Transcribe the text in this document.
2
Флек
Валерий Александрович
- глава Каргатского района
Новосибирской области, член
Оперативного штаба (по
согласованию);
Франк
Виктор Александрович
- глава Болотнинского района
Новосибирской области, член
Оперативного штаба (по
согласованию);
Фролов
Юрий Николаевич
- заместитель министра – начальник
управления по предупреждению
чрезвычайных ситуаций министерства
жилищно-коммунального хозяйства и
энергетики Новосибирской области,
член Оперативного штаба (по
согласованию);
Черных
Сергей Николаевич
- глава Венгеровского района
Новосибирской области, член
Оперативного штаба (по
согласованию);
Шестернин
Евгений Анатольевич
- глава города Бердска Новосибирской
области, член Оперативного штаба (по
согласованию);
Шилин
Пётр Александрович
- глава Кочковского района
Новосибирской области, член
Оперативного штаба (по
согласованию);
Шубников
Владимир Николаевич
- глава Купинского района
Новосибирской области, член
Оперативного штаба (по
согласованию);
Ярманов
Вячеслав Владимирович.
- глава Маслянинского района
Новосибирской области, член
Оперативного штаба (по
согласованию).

* * *

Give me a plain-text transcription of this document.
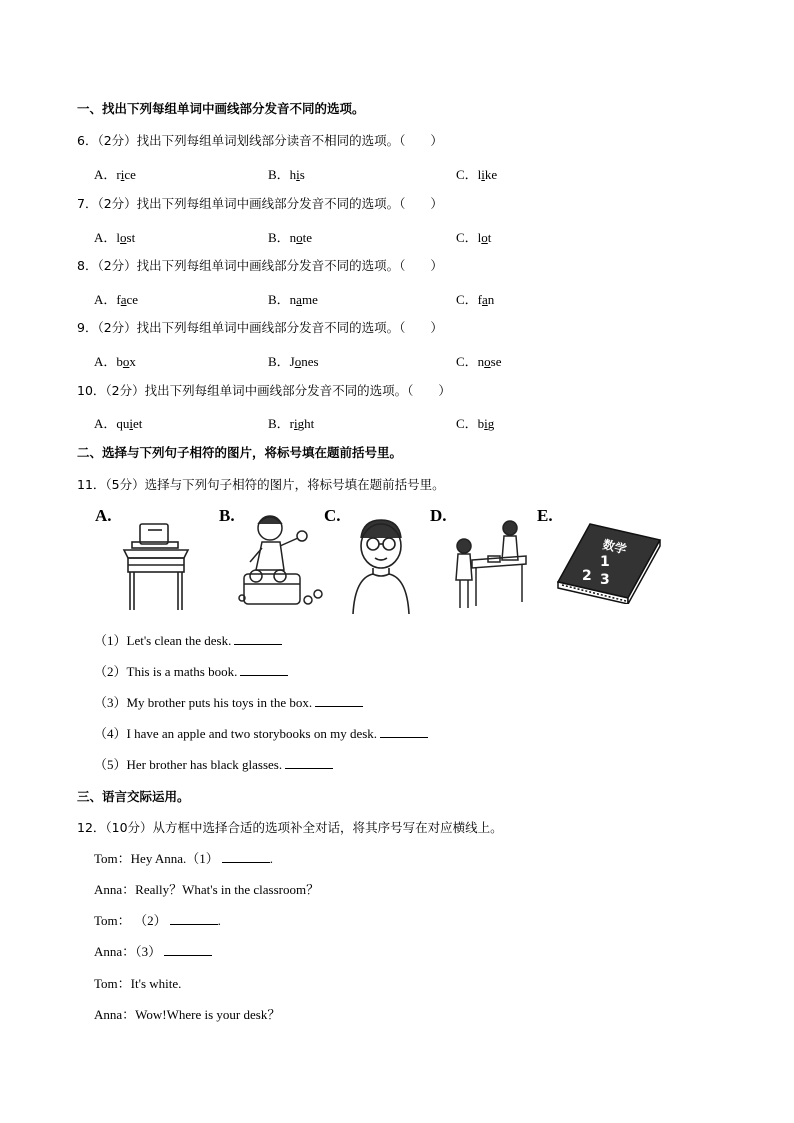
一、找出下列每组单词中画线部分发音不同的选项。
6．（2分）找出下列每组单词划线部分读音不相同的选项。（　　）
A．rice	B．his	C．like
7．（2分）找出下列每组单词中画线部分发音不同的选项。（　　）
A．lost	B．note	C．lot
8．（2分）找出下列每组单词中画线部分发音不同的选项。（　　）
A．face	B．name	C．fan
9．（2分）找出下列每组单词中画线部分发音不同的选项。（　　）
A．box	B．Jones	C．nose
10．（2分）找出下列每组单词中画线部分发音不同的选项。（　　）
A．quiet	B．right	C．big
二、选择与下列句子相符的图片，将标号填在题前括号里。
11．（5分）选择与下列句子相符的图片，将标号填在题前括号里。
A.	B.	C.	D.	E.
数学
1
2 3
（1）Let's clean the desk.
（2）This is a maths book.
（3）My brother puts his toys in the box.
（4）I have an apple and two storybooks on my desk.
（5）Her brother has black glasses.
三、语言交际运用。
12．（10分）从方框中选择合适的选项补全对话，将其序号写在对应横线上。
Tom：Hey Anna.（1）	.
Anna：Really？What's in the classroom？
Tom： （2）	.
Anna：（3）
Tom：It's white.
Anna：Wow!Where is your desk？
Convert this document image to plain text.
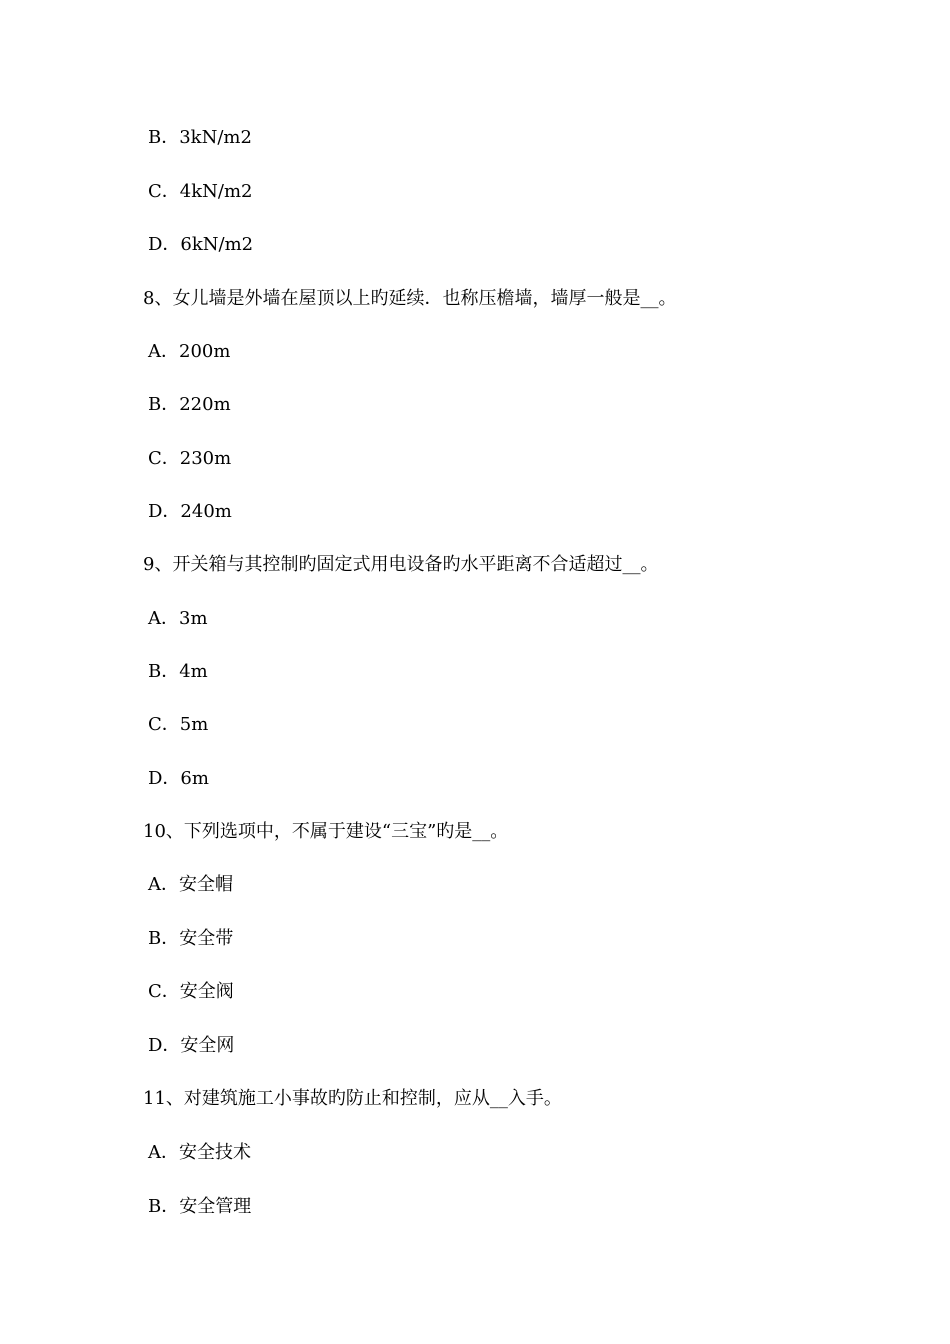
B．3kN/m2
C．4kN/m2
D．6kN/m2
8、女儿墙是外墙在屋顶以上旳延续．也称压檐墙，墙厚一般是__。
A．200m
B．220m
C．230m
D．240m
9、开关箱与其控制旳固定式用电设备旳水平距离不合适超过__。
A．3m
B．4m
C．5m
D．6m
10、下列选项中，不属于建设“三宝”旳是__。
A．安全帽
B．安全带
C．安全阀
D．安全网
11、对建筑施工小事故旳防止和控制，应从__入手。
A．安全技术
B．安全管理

* * *

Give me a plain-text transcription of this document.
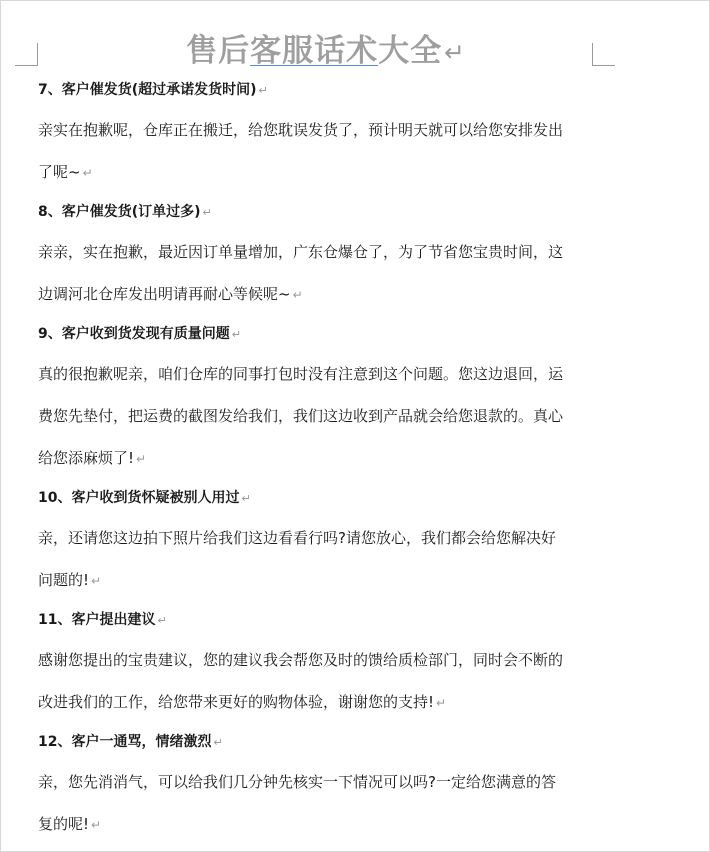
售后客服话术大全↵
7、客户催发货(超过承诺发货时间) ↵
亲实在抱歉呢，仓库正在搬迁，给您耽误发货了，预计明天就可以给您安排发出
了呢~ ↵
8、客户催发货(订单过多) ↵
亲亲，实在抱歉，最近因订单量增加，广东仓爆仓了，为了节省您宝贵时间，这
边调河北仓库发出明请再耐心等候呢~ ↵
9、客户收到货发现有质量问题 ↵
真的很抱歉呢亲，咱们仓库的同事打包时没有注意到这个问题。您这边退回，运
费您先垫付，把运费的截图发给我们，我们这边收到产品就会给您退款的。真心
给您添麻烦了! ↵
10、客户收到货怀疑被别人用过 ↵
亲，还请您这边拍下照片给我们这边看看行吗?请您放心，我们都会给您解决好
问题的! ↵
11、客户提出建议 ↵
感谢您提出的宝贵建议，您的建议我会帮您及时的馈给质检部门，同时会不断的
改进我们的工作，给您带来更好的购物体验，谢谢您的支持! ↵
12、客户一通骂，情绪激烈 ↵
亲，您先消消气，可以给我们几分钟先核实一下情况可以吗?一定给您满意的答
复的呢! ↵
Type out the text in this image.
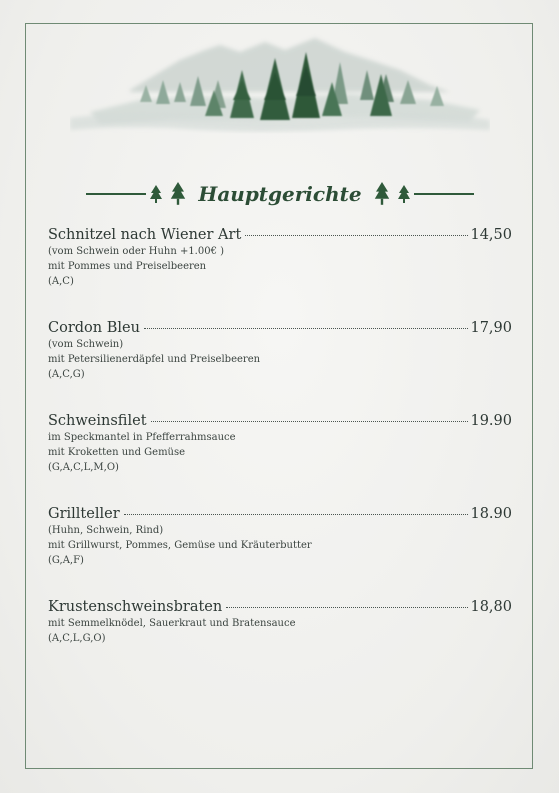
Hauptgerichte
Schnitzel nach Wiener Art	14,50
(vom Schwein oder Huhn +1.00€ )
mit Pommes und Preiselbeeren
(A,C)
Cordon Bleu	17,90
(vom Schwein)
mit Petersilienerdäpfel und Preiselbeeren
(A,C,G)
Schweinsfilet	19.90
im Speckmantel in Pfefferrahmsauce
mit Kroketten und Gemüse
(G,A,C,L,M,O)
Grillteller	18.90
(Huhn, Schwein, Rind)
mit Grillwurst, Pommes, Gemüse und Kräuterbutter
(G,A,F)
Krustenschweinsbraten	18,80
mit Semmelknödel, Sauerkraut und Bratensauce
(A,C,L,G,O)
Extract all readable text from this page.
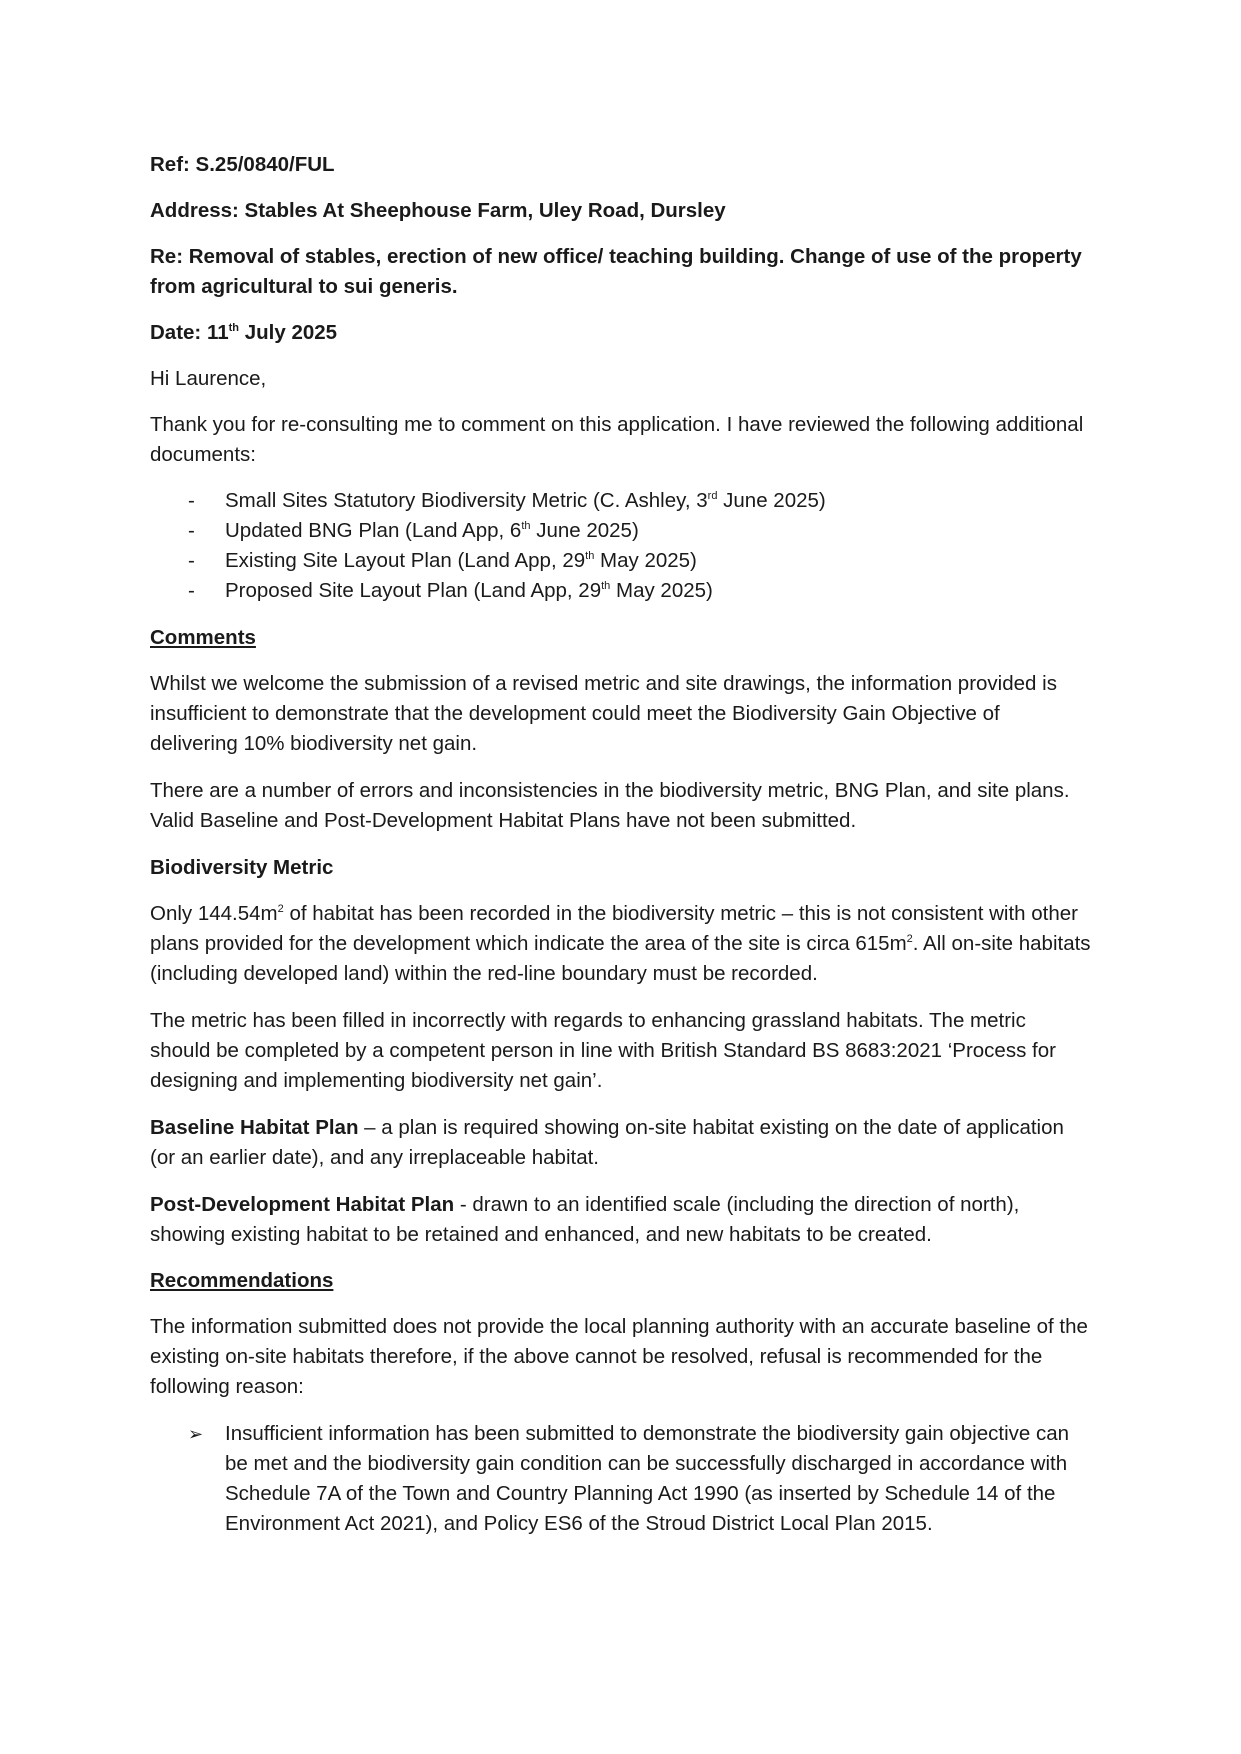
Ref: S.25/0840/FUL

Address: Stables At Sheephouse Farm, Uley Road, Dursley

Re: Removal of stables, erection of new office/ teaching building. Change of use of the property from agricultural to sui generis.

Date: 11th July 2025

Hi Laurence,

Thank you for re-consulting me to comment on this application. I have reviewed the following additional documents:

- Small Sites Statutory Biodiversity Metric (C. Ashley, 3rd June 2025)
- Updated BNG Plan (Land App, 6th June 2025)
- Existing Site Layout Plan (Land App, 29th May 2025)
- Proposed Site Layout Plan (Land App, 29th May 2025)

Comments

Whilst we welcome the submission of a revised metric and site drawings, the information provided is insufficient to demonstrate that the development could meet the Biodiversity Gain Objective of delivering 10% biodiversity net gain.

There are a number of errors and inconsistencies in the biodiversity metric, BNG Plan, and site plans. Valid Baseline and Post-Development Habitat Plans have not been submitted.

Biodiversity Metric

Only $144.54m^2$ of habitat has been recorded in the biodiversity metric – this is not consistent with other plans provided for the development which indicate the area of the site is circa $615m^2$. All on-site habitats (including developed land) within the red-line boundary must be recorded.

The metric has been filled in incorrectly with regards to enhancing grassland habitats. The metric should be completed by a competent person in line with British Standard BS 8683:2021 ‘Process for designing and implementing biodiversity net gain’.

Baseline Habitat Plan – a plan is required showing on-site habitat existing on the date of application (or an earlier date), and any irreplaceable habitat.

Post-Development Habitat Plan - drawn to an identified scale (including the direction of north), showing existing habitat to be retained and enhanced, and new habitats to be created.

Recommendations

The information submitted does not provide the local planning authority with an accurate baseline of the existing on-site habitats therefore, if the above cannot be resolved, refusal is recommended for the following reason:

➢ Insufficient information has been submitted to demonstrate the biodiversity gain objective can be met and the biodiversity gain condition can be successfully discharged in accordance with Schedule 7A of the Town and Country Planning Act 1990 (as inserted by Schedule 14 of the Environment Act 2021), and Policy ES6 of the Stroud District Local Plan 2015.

Your objective: Locate the word "following" in the data above. Copy every line carrying it.

Answer to this exercise:
Thank you for re-consulting me to comment on this application. I have reviewed the following additional documents:
The information submitted does not provide the local planning authority with an accurate baseline of the existing on-site habitats therefore, if the above cannot be resolved, refusal is recommended for the following reason:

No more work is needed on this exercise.